**Stated problem:**
Report how many lines of the records below include the word "hands". Give nothing but the number.

**Supplied data:**
-------------------------

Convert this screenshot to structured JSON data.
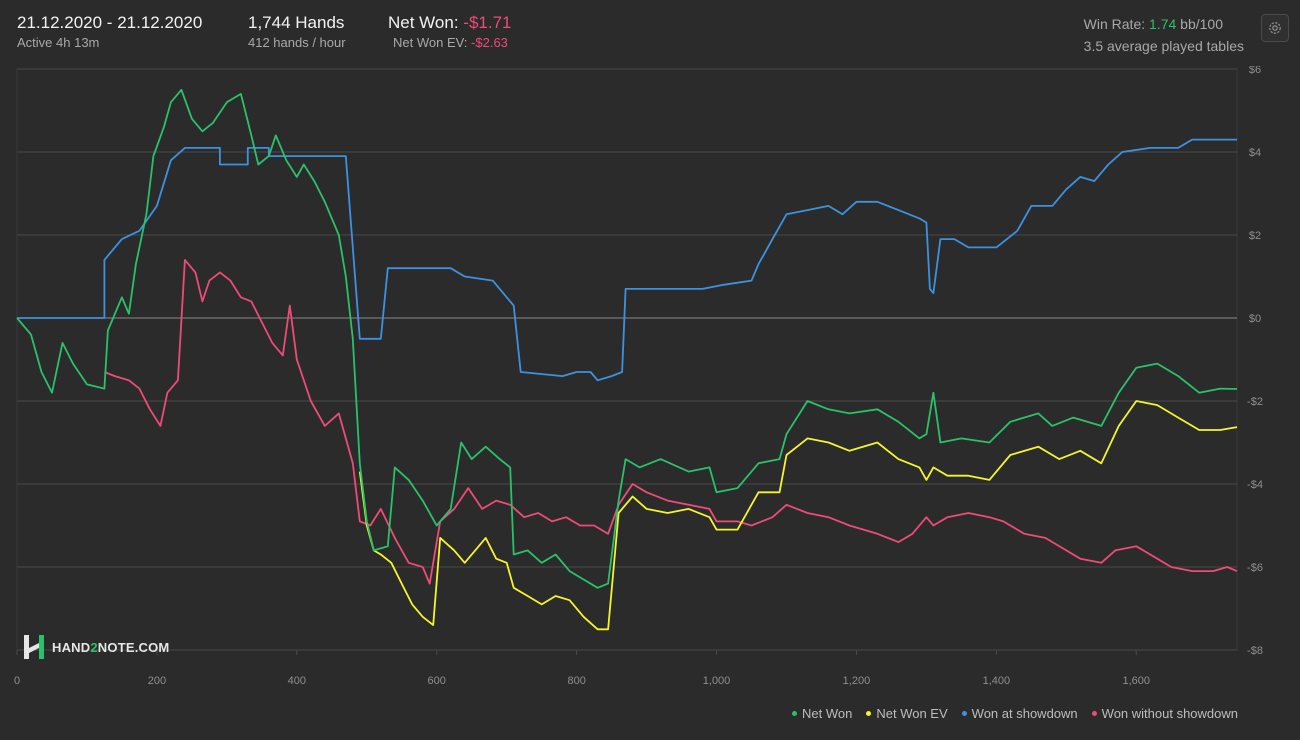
{
  "header": {
    "date_range": "21.12.2020 - 21.12.2020",
    "active": "Active 4h 13m",
    "hands": "1,744 Hands",
    "hands_per_hour": "412 hands / hour",
    "net_won_label": "Net Won: ",
    "net_won_value": "-$1.71",
    "net_won_ev_label": "Net Won  EV: ",
    "net_won_ev_value": "-$2.63",
    "win_rate_label": "Win Rate: ",
    "win_rate_value": "1.74",
    "win_rate_unit": " bb/100",
    "avg_tables": "3.5 average played tables"
  },
  "logo": {
    "prefix": "HAND",
    "two": "2",
    "suffix": "NOTE.COM"
  },
  "icons": {
    "settings": "gear-icon",
    "logo": "hand2note-logo-icon"
  },
  "colors": {
    "background": "#2b2b2b",
    "net_won": "#29c26a",
    "net_won_ev": "#f5f52d",
    "showdown": "#3d92e0",
    "non_showdown": "#ee4b78"
  },
  "chart_data": {
    "type": "line",
    "xlim": [
      0,
      1744
    ],
    "ylim": [
      -8,
      6
    ],
    "x_ticks": [
      0,
      200,
      400,
      600,
      800,
      1000,
      1200,
      1400,
      1600
    ],
    "x_tick_labels": [
      "0",
      "200",
      "400",
      "600",
      "800",
      "1,000",
      "1,200",
      "1,400",
      "1,600"
    ],
    "y_ticks": [
      6,
      4,
      2,
      0,
      -2,
      -4,
      -6,
      -8
    ],
    "y_tick_labels": [
      "$6",
      "$4",
      "$2",
      "$0",
      "-$2",
      "-$4",
      "-$6",
      "-$8"
    ],
    "grid": true,
    "legend_position": "bottom-right",
    "series": [
      {
        "name": "Net Won",
        "color": "#29c26a",
        "points": [
          [
            0,
            0
          ],
          [
            20,
            -0.4
          ],
          [
            35,
            -1.3
          ],
          [
            50,
            -1.8
          ],
          [
            65,
            -0.6
          ],
          [
            80,
            -1.1
          ],
          [
            100,
            -1.6
          ],
          [
            125,
            -1.7
          ],
          [
            130,
            -0.3
          ],
          [
            150,
            0.5
          ],
          [
            160,
            0.1
          ],
          [
            170,
            1.3
          ],
          [
            185,
            2.5
          ],
          [
            195,
            3.9
          ],
          [
            210,
            4.6
          ],
          [
            220,
            5.2
          ],
          [
            235,
            5.5
          ],
          [
            250,
            4.8
          ],
          [
            265,
            4.5
          ],
          [
            280,
            4.7
          ],
          [
            300,
            5.2
          ],
          [
            320,
            5.4
          ],
          [
            335,
            4.4
          ],
          [
            345,
            3.7
          ],
          [
            360,
            3.9
          ],
          [
            370,
            4.4
          ],
          [
            385,
            3.8
          ],
          [
            400,
            3.4
          ],
          [
            410,
            3.7
          ],
          [
            425,
            3.3
          ],
          [
            440,
            2.8
          ],
          [
            460,
            2.0
          ],
          [
            470,
            1.0
          ],
          [
            480,
            -0.5
          ],
          [
            490,
            -3.5
          ],
          [
            500,
            -4.9
          ],
          [
            510,
            -5.6
          ],
          [
            530,
            -5.5
          ],
          [
            540,
            -3.6
          ],
          [
            560,
            -3.9
          ],
          [
            580,
            -4.4
          ],
          [
            600,
            -5.0
          ],
          [
            610,
            -4.8
          ],
          [
            620,
            -4.6
          ],
          [
            635,
            -3.0
          ],
          [
            650,
            -3.4
          ],
          [
            670,
            -3.1
          ],
          [
            690,
            -3.4
          ],
          [
            705,
            -3.6
          ],
          [
            710,
            -5.7
          ],
          [
            730,
            -5.6
          ],
          [
            750,
            -5.9
          ],
          [
            770,
            -5.7
          ],
          [
            790,
            -6.1
          ],
          [
            810,
            -6.3
          ],
          [
            830,
            -6.5
          ],
          [
            845,
            -6.4
          ],
          [
            860,
            -4.4
          ],
          [
            870,
            -3.4
          ],
          [
            890,
            -3.6
          ],
          [
            920,
            -3.4
          ],
          [
            960,
            -3.7
          ],
          [
            990,
            -3.6
          ],
          [
            1000,
            -4.2
          ],
          [
            1030,
            -4.1
          ],
          [
            1060,
            -3.5
          ],
          [
            1090,
            -3.4
          ],
          [
            1100,
            -2.8
          ],
          [
            1130,
            -2.0
          ],
          [
            1160,
            -2.2
          ],
          [
            1190,
            -2.3
          ],
          [
            1230,
            -2.2
          ],
          [
            1260,
            -2.5
          ],
          [
            1290,
            -2.9
          ],
          [
            1300,
            -2.8
          ],
          [
            1310,
            -1.8
          ],
          [
            1320,
            -3.0
          ],
          [
            1350,
            -2.9
          ],
          [
            1390,
            -3.0
          ],
          [
            1420,
            -2.5
          ],
          [
            1460,
            -2.3
          ],
          [
            1480,
            -2.6
          ],
          [
            1510,
            -2.4
          ],
          [
            1550,
            -2.6
          ],
          [
            1575,
            -1.8
          ],
          [
            1600,
            -1.2
          ],
          [
            1630,
            -1.1
          ],
          [
            1660,
            -1.4
          ],
          [
            1690,
            -1.8
          ],
          [
            1720,
            -1.7
          ],
          [
            1744,
            -1.71
          ]
        ]
      },
      {
        "name": "Net Won  EV",
        "color": "#f5f52d",
        "points": [
          [
            490,
            -3.7
          ],
          [
            500,
            -5.0
          ],
          [
            510,
            -5.6
          ],
          [
            520,
            -5.7
          ],
          [
            535,
            -5.9
          ],
          [
            550,
            -6.4
          ],
          [
            565,
            -6.9
          ],
          [
            580,
            -7.2
          ],
          [
            595,
            -7.4
          ],
          [
            605,
            -5.3
          ],
          [
            625,
            -5.6
          ],
          [
            640,
            -5.9
          ],
          [
            655,
            -5.6
          ],
          [
            670,
            -5.3
          ],
          [
            685,
            -5.8
          ],
          [
            700,
            -5.9
          ],
          [
            710,
            -6.5
          ],
          [
            730,
            -6.7
          ],
          [
            750,
            -6.9
          ],
          [
            770,
            -6.7
          ],
          [
            790,
            -6.8
          ],
          [
            810,
            -7.2
          ],
          [
            830,
            -7.5
          ],
          [
            845,
            -7.5
          ],
          [
            860,
            -4.7
          ],
          [
            880,
            -4.3
          ],
          [
            900,
            -4.6
          ],
          [
            930,
            -4.7
          ],
          [
            960,
            -4.6
          ],
          [
            990,
            -4.8
          ],
          [
            1000,
            -5.1
          ],
          [
            1030,
            -5.1
          ],
          [
            1060,
            -4.2
          ],
          [
            1090,
            -4.2
          ],
          [
            1100,
            -3.3
          ],
          [
            1130,
            -2.9
          ],
          [
            1160,
            -3.0
          ],
          [
            1190,
            -3.2
          ],
          [
            1230,
            -3.0
          ],
          [
            1260,
            -3.4
          ],
          [
            1290,
            -3.6
          ],
          [
            1300,
            -3.9
          ],
          [
            1310,
            -3.6
          ],
          [
            1330,
            -3.8
          ],
          [
            1360,
            -3.8
          ],
          [
            1390,
            -3.9
          ],
          [
            1420,
            -3.3
          ],
          [
            1460,
            -3.1
          ],
          [
            1490,
            -3.4
          ],
          [
            1520,
            -3.2
          ],
          [
            1550,
            -3.5
          ],
          [
            1575,
            -2.6
          ],
          [
            1600,
            -2.0
          ],
          [
            1630,
            -2.1
          ],
          [
            1660,
            -2.4
          ],
          [
            1690,
            -2.7
          ],
          [
            1720,
            -2.7
          ],
          [
            1744,
            -2.63
          ]
        ]
      },
      {
        "name": "Won at showdown",
        "color": "#3d92e0",
        "points": [
          [
            0,
            0
          ],
          [
            125,
            0
          ],
          [
            125,
            1.4
          ],
          [
            150,
            1.9
          ],
          [
            175,
            2.1
          ],
          [
            200,
            2.7
          ],
          [
            220,
            3.8
          ],
          [
            240,
            4.1
          ],
          [
            290,
            4.1
          ],
          [
            290,
            3.7
          ],
          [
            330,
            3.7
          ],
          [
            330,
            4.1
          ],
          [
            360,
            4.1
          ],
          [
            360,
            3.9
          ],
          [
            470,
            3.9
          ],
          [
            490,
            -0.5
          ],
          [
            520,
            -0.5
          ],
          [
            530,
            1.2
          ],
          [
            620,
            1.2
          ],
          [
            640,
            1.0
          ],
          [
            680,
            0.9
          ],
          [
            700,
            0.5
          ],
          [
            710,
            0.3
          ],
          [
            720,
            -1.3
          ],
          [
            780,
            -1.4
          ],
          [
            800,
            -1.3
          ],
          [
            820,
            -1.3
          ],
          [
            830,
            -1.5
          ],
          [
            850,
            -1.4
          ],
          [
            865,
            -1.3
          ],
          [
            870,
            0.7
          ],
          [
            900,
            0.7
          ],
          [
            940,
            0.7
          ],
          [
            980,
            0.7
          ],
          [
            1010,
            0.8
          ],
          [
            1050,
            0.9
          ],
          [
            1060,
            1.3
          ],
          [
            1080,
            1.9
          ],
          [
            1100,
            2.5
          ],
          [
            1130,
            2.6
          ],
          [
            1160,
            2.7
          ],
          [
            1180,
            2.5
          ],
          [
            1200,
            2.8
          ],
          [
            1230,
            2.8
          ],
          [
            1260,
            2.6
          ],
          [
            1290,
            2.4
          ],
          [
            1300,
            2.3
          ],
          [
            1305,
            0.7
          ],
          [
            1310,
            0.6
          ],
          [
            1320,
            1.9
          ],
          [
            1340,
            1.9
          ],
          [
            1360,
            1.7
          ],
          [
            1400,
            1.7
          ],
          [
            1430,
            2.1
          ],
          [
            1450,
            2.7
          ],
          [
            1480,
            2.7
          ],
          [
            1500,
            3.1
          ],
          [
            1520,
            3.4
          ],
          [
            1540,
            3.3
          ],
          [
            1560,
            3.7
          ],
          [
            1580,
            4.0
          ],
          [
            1620,
            4.1
          ],
          [
            1660,
            4.1
          ],
          [
            1680,
            4.3
          ],
          [
            1744,
            4.3
          ]
        ]
      },
      {
        "name": "Won without showdown",
        "color": "#ee4b78",
        "points": [
          [
            125,
            -1.3
          ],
          [
            140,
            -1.4
          ],
          [
            160,
            -1.5
          ],
          [
            175,
            -1.7
          ],
          [
            190,
            -2.2
          ],
          [
            205,
            -2.6
          ],
          [
            215,
            -1.8
          ],
          [
            230,
            -1.5
          ],
          [
            240,
            1.4
          ],
          [
            255,
            1.1
          ],
          [
            265,
            0.4
          ],
          [
            275,
            0.9
          ],
          [
            290,
            1.1
          ],
          [
            305,
            0.9
          ],
          [
            320,
            0.5
          ],
          [
            335,
            0.4
          ],
          [
            350,
            -0.1
          ],
          [
            365,
            -0.6
          ],
          [
            380,
            -0.9
          ],
          [
            390,
            0.3
          ],
          [
            400,
            -1.0
          ],
          [
            420,
            -2.0
          ],
          [
            440,
            -2.6
          ],
          [
            460,
            -2.3
          ],
          [
            480,
            -3.5
          ],
          [
            490,
            -4.9
          ],
          [
            505,
            -5.0
          ],
          [
            520,
            -4.6
          ],
          [
            540,
            -5.3
          ],
          [
            560,
            -5.9
          ],
          [
            580,
            -6.0
          ],
          [
            590,
            -6.4
          ],
          [
            605,
            -4.9
          ],
          [
            625,
            -4.6
          ],
          [
            645,
            -4.1
          ],
          [
            665,
            -4.6
          ],
          [
            685,
            -4.4
          ],
          [
            705,
            -4.5
          ],
          [
            725,
            -4.8
          ],
          [
            745,
            -4.7
          ],
          [
            765,
            -4.9
          ],
          [
            785,
            -4.8
          ],
          [
            805,
            -5.0
          ],
          [
            825,
            -5.0
          ],
          [
            845,
            -5.2
          ],
          [
            860,
            -4.5
          ],
          [
            880,
            -4.0
          ],
          [
            900,
            -4.2
          ],
          [
            930,
            -4.4
          ],
          [
            960,
            -4.5
          ],
          [
            990,
            -4.6
          ],
          [
            1000,
            -4.9
          ],
          [
            1030,
            -4.9
          ],
          [
            1050,
            -5.0
          ],
          [
            1080,
            -4.8
          ],
          [
            1100,
            -4.5
          ],
          [
            1130,
            -4.7
          ],
          [
            1160,
            -4.8
          ],
          [
            1190,
            -5.0
          ],
          [
            1230,
            -5.2
          ],
          [
            1260,
            -5.4
          ],
          [
            1280,
            -5.2
          ],
          [
            1300,
            -4.8
          ],
          [
            1310,
            -5.0
          ],
          [
            1330,
            -4.8
          ],
          [
            1360,
            -4.7
          ],
          [
            1390,
            -4.8
          ],
          [
            1410,
            -4.9
          ],
          [
            1440,
            -5.2
          ],
          [
            1470,
            -5.3
          ],
          [
            1500,
            -5.6
          ],
          [
            1520,
            -5.8
          ],
          [
            1550,
            -5.9
          ],
          [
            1570,
            -5.6
          ],
          [
            1600,
            -5.5
          ],
          [
            1630,
            -5.8
          ],
          [
            1650,
            -6.0
          ],
          [
            1680,
            -6.1
          ],
          [
            1710,
            -6.1
          ],
          [
            1730,
            -6.0
          ],
          [
            1744,
            -6.1
          ]
        ]
      }
    ]
  }
}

-------------------------

**Answer:**
2